[Dataset records]
++++++++++

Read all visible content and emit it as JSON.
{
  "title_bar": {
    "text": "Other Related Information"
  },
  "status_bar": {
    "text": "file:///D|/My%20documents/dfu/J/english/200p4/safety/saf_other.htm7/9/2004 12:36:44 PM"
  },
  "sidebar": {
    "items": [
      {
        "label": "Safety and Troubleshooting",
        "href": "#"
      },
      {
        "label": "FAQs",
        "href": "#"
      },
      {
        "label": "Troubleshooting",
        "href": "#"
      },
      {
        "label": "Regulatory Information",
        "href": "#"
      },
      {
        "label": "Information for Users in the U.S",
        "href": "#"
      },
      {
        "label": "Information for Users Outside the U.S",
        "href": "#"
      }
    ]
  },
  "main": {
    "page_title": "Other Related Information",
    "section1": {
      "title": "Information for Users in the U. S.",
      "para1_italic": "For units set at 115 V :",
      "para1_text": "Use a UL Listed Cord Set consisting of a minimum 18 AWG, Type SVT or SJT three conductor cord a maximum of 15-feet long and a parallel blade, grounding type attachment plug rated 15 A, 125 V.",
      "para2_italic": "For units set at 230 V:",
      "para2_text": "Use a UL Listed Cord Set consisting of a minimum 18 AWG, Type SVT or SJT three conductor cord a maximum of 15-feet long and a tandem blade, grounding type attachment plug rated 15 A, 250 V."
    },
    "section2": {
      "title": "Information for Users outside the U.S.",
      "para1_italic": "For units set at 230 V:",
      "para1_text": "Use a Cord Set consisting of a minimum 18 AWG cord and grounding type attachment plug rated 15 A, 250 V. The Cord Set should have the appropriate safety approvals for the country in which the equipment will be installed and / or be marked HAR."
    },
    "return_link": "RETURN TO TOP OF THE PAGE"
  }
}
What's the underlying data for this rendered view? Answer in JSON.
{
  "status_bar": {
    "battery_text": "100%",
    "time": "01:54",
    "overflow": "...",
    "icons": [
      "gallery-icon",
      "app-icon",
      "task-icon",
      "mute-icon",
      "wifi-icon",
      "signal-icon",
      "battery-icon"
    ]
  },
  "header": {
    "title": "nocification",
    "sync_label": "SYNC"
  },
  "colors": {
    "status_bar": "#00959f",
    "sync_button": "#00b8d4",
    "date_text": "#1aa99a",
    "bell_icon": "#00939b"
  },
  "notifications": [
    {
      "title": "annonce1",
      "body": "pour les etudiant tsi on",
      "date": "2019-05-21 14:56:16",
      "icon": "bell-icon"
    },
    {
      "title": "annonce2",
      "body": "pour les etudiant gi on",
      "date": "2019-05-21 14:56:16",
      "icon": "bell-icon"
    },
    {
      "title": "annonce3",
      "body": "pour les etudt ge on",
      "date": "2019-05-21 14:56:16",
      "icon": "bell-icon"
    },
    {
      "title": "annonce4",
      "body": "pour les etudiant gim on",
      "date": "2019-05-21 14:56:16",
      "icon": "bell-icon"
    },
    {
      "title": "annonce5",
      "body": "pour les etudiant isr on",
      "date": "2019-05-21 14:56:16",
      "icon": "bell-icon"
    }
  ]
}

++++++++++

■ Written exercise ■
Identify every line above with the string "Troubleshooting" in it. Copy those lines.

■ Result for this task ■
        "label": "Safety and Troubleshooting",
        "label": "Troubleshooting",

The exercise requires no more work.